# Task instructions
Without including any pictures, copy each entry below exactly.

(Records about charts and figures)

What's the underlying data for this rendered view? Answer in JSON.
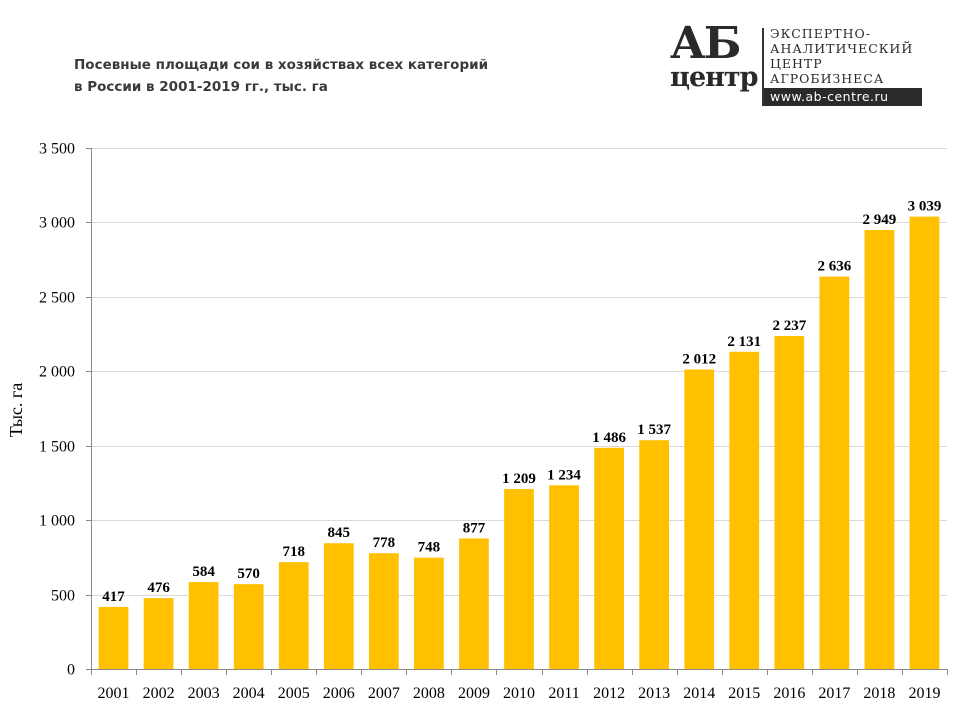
{
  "header": {
    "title_line1": "Посевные площади сои в хозяйствах всех категорий",
    "title_line2": "в России в 2001-2019 гг., тыс. га"
  },
  "logo": {
    "mark_top": "АБ",
    "mark_bottom": "центр",
    "text_lines": [
      "ЭКСПЕРТНО-",
      "АНАЛИТИЧЕСКИЙ",
      "ЦЕНТР",
      "АГРОБИЗНЕСА"
    ],
    "url": "www.ab-centre.ru"
  },
  "colors": {
    "bar": "#FFC000",
    "grid": "#D9D9D9",
    "axis": "#888888",
    "text": "#000000"
  },
  "chart_data": {
    "type": "bar",
    "title": "Посевные площади сои в хозяйствах всех категорий в России в 2001-2019 гг., тыс. га",
    "xlabel": "",
    "ylabel": "Тыс. га",
    "categories": [
      "2001",
      "2002",
      "2003",
      "2004",
      "2005",
      "2006",
      "2007",
      "2008",
      "2009",
      "2010",
      "2011",
      "2012",
      "2013",
      "2014",
      "2015",
      "2016",
      "2017",
      "2018",
      "2019"
    ],
    "values": [
      417,
      476,
      584,
      570,
      718,
      845,
      778,
      748,
      877,
      1209,
      1234,
      1486,
      1537,
      2012,
      2131,
      2237,
      2636,
      2949,
      3039
    ],
    "data_labels": [
      "417",
      "476",
      "584",
      "570",
      "718",
      "845",
      "778",
      "748",
      "877",
      "1 209",
      "1 234",
      "1 486",
      "1 537",
      "2 012",
      "2 131",
      "2 237",
      "2 636",
      "2 949",
      "3 039"
    ],
    "ylim": [
      0,
      3500
    ],
    "yticks": [
      0,
      500,
      1000,
      1500,
      2000,
      2500,
      3000,
      3500
    ],
    "ytick_labels": [
      "0",
      "500",
      "1 000",
      "1 500",
      "2 000",
      "2 500",
      "3 000",
      "3 500"
    ],
    "grid": true,
    "legend": "none"
  }
}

# The reply
What's the underlying data for this rendered view? Answer in JSON.
{
  "header": {
    "title_line1": "Посевные площади сои в хозяйствах всех категорий",
    "title_line2": "в России в 2001-2019 гг., тыс. га"
  },
  "logo": {
    "mark_top": "АБ",
    "mark_bottom": "центр",
    "text_lines": [
      "ЭКСПЕРТНО-",
      "АНАЛИТИЧЕСКИЙ",
      "ЦЕНТР",
      "АГРОБИЗНЕСА"
    ],
    "url": "www.ab-centre.ru"
  },
  "colors": {
    "bar": "#FFC000",
    "grid": "#D9D9D9",
    "axis": "#888888",
    "text": "#000000"
  },
  "chart_data": {
    "type": "bar",
    "title": "Посевные площади сои в хозяйствах всех категорий в России в 2001-2019 гг., тыс. га",
    "xlabel": "",
    "ylabel": "Тыс. га",
    "categories": [
      "2001",
      "2002",
      "2003",
      "2004",
      "2005",
      "2006",
      "2007",
      "2008",
      "2009",
      "2010",
      "2011",
      "2012",
      "2013",
      "2014",
      "2015",
      "2016",
      "2017",
      "2018",
      "2019"
    ],
    "values": [
      417,
      476,
      584,
      570,
      718,
      845,
      778,
      748,
      877,
      1209,
      1234,
      1486,
      1537,
      2012,
      2131,
      2237,
      2636,
      2949,
      3039
    ],
    "data_labels": [
      "417",
      "476",
      "584",
      "570",
      "718",
      "845",
      "778",
      "748",
      "877",
      "1 209",
      "1 234",
      "1 486",
      "1 537",
      "2 012",
      "2 131",
      "2 237",
      "2 636",
      "2 949",
      "3 039"
    ],
    "ylim": [
      0,
      3500
    ],
    "yticks": [
      0,
      500,
      1000,
      1500,
      2000,
      2500,
      3000,
      3500
    ],
    "ytick_labels": [
      "0",
      "500",
      "1 000",
      "1 500",
      "2 000",
      "2 500",
      "3 000",
      "3 500"
    ],
    "grid": true,
    "legend": "none"
  }
}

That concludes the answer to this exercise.